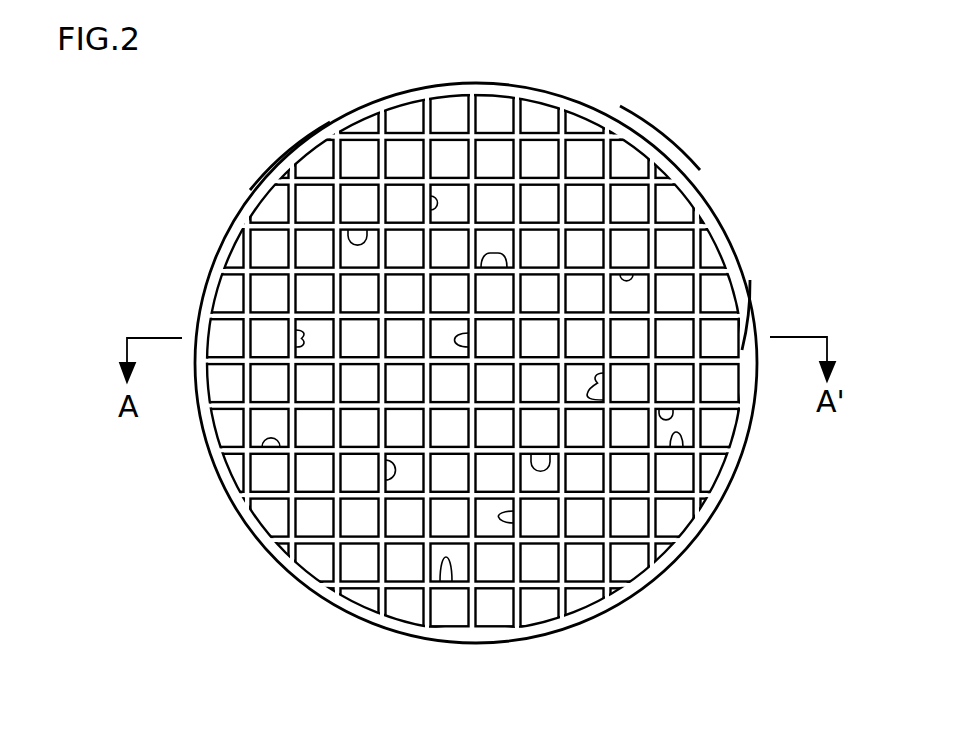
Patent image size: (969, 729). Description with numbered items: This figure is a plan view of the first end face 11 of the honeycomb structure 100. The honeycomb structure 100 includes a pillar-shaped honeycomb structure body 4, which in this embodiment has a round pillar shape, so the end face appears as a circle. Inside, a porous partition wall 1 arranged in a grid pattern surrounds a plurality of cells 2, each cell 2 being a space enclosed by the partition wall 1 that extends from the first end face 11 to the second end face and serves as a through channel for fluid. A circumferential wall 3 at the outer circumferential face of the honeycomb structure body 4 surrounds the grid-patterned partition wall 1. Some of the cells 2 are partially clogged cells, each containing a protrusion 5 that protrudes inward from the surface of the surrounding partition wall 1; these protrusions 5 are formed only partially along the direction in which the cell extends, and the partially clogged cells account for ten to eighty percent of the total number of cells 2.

The honeycomb structure 100 is at (820, 50).
The first end face 11 is at (278, 142).
The partition wall 1 is at (582, 182).
The cell 2 is at (628, 202).
The protrusion 5 is at (622, 281).
The honeycomb structure body 4 is at (764, 312).
The circumferential wall 3 is at (695, 528).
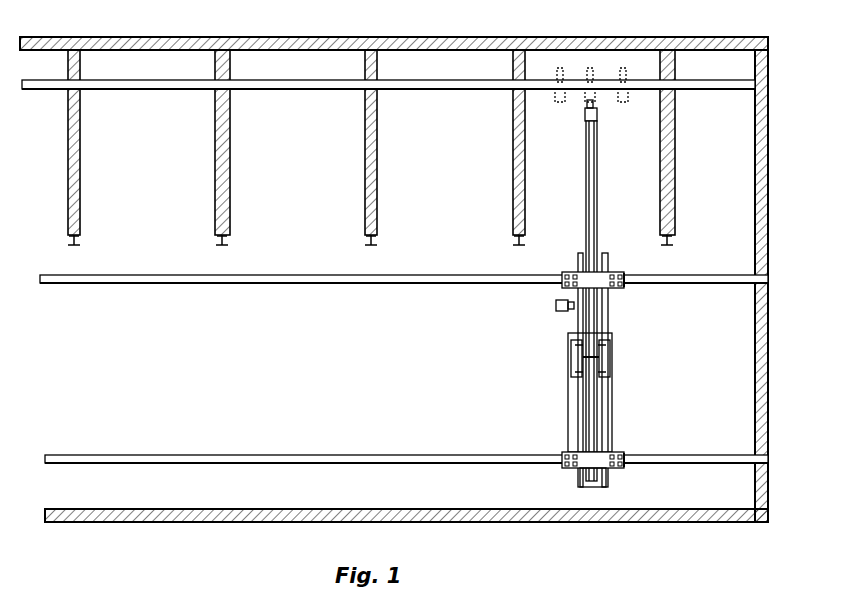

········

◆ **DESCRIPTION OF THE TASK**:
Would you give the entries above again verbatim, omitting the images they contain?

◆ **WRITTEN ANSWER**:
Patent image size: (969, 729). Description with numbered items: This figure is a plan view of the first end face 11 of the honeycomb structure 100. The honeycomb structure 100 includes a pillar-shaped honeycomb structure body 4, which in this embodiment has a round pillar shape, so the end face appears as a circle. Inside, a porous partition wall 1 arranged in a grid pattern surrounds a plurality of cells 2, each cell 2 being a space enclosed by the partition wall 1 that extends from the first end face 11 to the second end face and serves as a through channel for fluid. A circumferential wall 3 at the outer circumferential face of the honeycomb structure body 4 surrounds the grid-patterned partition wall 1. Some of the cells 2 are partially clogged cells, each containing a protrusion 5 that protrudes inward from the surface of the surrounding partition wall 1; these protrusions 5 are formed only partially along the direction in which the cell extends, and the partially clogged cells account for ten to eighty percent of the total number of cells 2.

The honeycomb structure 100 is at (820, 50).
The first end face 11 is at (278, 142).
The partition wall 1 is at (582, 182).
The cell 2 is at (628, 202).
The protrusion 5 is at (622, 281).
The honeycomb structure body 4 is at (764, 312).
The circumferential wall 3 is at (695, 528).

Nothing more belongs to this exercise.